Task requirements – Take down each entry exactly as written.

Data for this task –
--------------------------------------------------

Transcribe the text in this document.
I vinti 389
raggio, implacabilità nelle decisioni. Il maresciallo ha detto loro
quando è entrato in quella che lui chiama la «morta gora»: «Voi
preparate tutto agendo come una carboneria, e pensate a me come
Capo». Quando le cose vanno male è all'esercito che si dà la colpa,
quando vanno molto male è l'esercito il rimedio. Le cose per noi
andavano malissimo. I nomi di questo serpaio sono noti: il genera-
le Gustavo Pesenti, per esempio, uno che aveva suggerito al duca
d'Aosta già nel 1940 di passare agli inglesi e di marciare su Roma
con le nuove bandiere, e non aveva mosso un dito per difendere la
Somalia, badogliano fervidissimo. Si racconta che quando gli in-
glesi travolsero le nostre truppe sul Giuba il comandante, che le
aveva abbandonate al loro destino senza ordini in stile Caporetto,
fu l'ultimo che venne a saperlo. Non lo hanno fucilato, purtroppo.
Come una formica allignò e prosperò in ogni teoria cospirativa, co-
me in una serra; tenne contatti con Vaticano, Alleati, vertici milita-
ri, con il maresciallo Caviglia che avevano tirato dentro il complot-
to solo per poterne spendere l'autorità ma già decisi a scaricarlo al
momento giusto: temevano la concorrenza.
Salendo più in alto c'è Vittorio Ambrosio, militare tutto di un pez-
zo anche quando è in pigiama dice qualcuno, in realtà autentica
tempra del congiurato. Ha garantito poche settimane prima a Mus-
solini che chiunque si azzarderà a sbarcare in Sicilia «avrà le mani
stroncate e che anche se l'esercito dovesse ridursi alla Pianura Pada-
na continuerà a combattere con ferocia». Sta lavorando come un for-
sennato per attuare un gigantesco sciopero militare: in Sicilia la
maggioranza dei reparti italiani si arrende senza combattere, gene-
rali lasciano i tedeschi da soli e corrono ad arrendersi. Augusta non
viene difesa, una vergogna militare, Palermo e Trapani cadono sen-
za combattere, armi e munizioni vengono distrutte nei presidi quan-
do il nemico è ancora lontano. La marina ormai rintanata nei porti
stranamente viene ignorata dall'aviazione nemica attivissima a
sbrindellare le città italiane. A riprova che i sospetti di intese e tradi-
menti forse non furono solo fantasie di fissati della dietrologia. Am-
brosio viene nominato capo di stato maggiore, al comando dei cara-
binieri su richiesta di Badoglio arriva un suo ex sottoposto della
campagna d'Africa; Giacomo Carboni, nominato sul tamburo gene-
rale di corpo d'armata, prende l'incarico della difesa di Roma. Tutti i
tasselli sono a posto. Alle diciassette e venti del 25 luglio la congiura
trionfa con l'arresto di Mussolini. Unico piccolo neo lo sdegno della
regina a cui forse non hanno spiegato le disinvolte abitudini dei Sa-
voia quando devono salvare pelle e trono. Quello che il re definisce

--------------------------------------------------

Result below –
Transcribe the text in this document.
I vinti 389
raggio, implacabilità nelle decisioni. Il maresciallo ha detto loro
quando è entrato in quella che lui chiama la «morta gora»: «Voi
preparate tutto agendo come una carboneria, e pensate a me come
Capo». Quando le cose vanno male è all'esercito che si dà la colpa,
quando vanno molto male è l'esercito il rimedio. Le cose per noi
andavano malissimo. I nomi di questo serpaio sono noti: il genera-
le Gustavo Pesenti, per esempio, uno che aveva suggerito al duca
d'Aosta già nel 1940 di passare agli inglesi e di marciare su Roma
con le nuove bandiere, e non aveva mosso un dito per difendere la
Somalia, badogliano fervidissimo. Si racconta che quando gli in-
glesi travolsero le nostre truppe sul Giuba il comandante, che le
aveva abbandonate al loro destino senza ordini in stile Caporetto,
fu l'ultimo che venne a saperlo. Non lo hanno fucilato, purtroppo.
Come una formica allignò e prosperò in ogni teoria cospirativa, co-
me in una serra; tenne contatti con Vaticano, Alleati, vertici milita-
ri, con il maresciallo Caviglia che avevano tirato dentro il complot-
to solo per poterne spendere l'autorità ma già decisi a scaricarlo al
momento giusto: temevano la concorrenza.
Salendo più in alto c'è Vittorio Ambrosio, militare tutto di un pez-
zo anche quando è in pigiama dice qualcuno, in realtà autentica
tempra del congiurato. Ha garantito poche settimane prima a Mus-
solini che chiunque si azzarderà a sbarcare in Sicilia «avrà le mani
stroncate e che anche se l'esercito dovesse ridursi alla Pianura Pada-
na continuerà a combattere con ferocia». Sta lavorando come un for-
sennato per attuare un gigantesco sciopero militare: in Sicilia la
maggioranza dei reparti italiani si arrende senza combattere, gene-
rali lasciano i tedeschi da soli e corrono ad arrendersi. Augusta non
viene difesa, una vergogna militare, Palermo e Trapani cadono sen-
za combattere, armi e munizioni vengono distrutte nei presidi quan-
do il nemico è ancora lontano. La marina ormai rintanata nei porti
stranamente viene ignorata dall'aviazione nemica attivissima a
sbrindellare le città italiane. A riprova che i sospetti di intese e tradi-
menti forse non furono solo fantasie di fissati della dietrologia. Am-
brosio viene nominato capo di stato maggiore, al comando dei cara-
binieri su richiesta di Badoglio arriva un suo ex sottoposto della
campagna d'Africa; Giacomo Carboni, nominato sul tamburo gene-
rale di corpo d'armata, prende l'incarico della difesa di Roma. Tutti i
tasselli sono a posto. Alle diciassette e venti del 25 luglio la congiura
trionfa con l'arresto di Mussolini. Unico piccolo neo lo sdegno della
regina a cui forse non hanno spiegato le disinvolte abitudini dei Sa-
voia quando devono salvare pelle e trono. Quello che il re definisce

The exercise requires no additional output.